* SHORT TASK: Check every line of the entries for "color", and copy the lines that hold it.

* PROVIDED MATERIAL:

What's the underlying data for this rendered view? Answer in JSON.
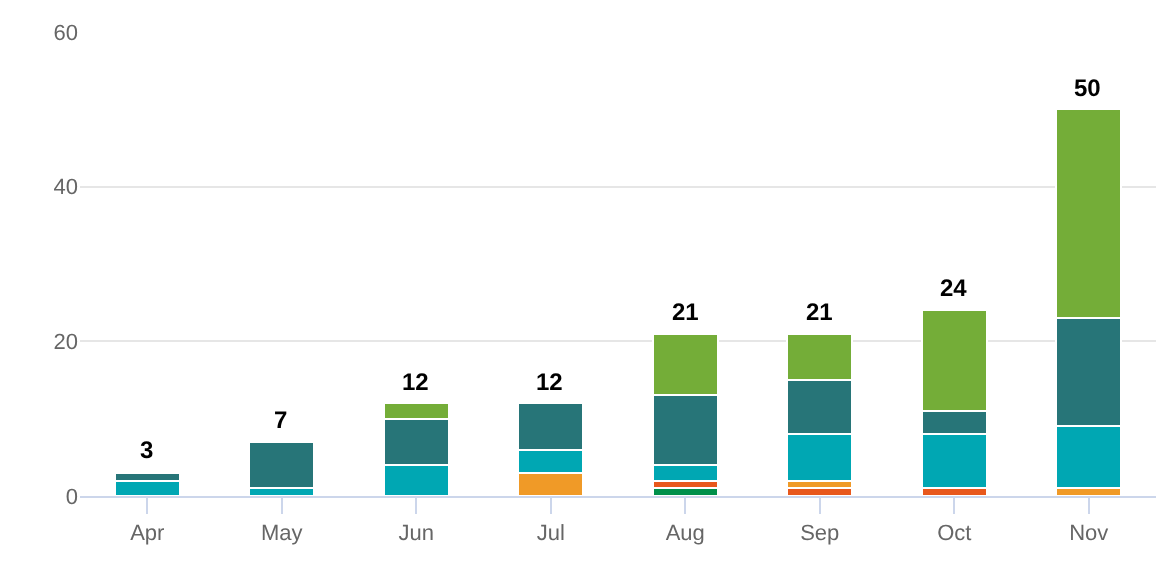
{
  "chart_data": {
    "type": "bar",
    "stacked": true,
    "categories": [
      "Apr",
      "May",
      "Jun",
      "Jul",
      "Aug",
      "Sep",
      "Oct",
      "Nov"
    ],
    "series": [
      {
        "color": "#00904a",
        "values": [
          null,
          null,
          null,
          null,
          1,
          null,
          null,
          null
        ]
      },
      {
        "color": "#e8581c",
        "values": [
          null,
          null,
          null,
          null,
          1,
          1,
          1,
          null
        ]
      },
      {
        "color": "#f09a27",
        "values": [
          null,
          null,
          null,
          3,
          null,
          1,
          null,
          1
        ]
      },
      {
        "color": "#00a7b3",
        "values": [
          2,
          1,
          4,
          3,
          2,
          6,
          7,
          8
        ]
      },
      {
        "color": "#277578",
        "values": [
          1,
          6,
          6,
          6,
          9,
          7,
          3,
          14
        ]
      },
      {
        "color": "#74ad38",
        "values": [
          null,
          null,
          2,
          null,
          8,
          6,
          13,
          27
        ]
      }
    ],
    "totals": [
      "3",
      "7",
      "12",
      "12",
      "21",
      "21",
      "24",
      "50"
    ],
    "ylim": [
      0,
      60
    ],
    "yticks": [
      0,
      20,
      40,
      60
    ],
    "grid": "y"
  }
}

* ANSWER TO THE PROBLEM:
        "color": "#00904a",
        "color": "#e8581c",
        "color": "#f09a27",
        "color": "#00a7b3",
        "color": "#277578",
        "color": "#74ad38",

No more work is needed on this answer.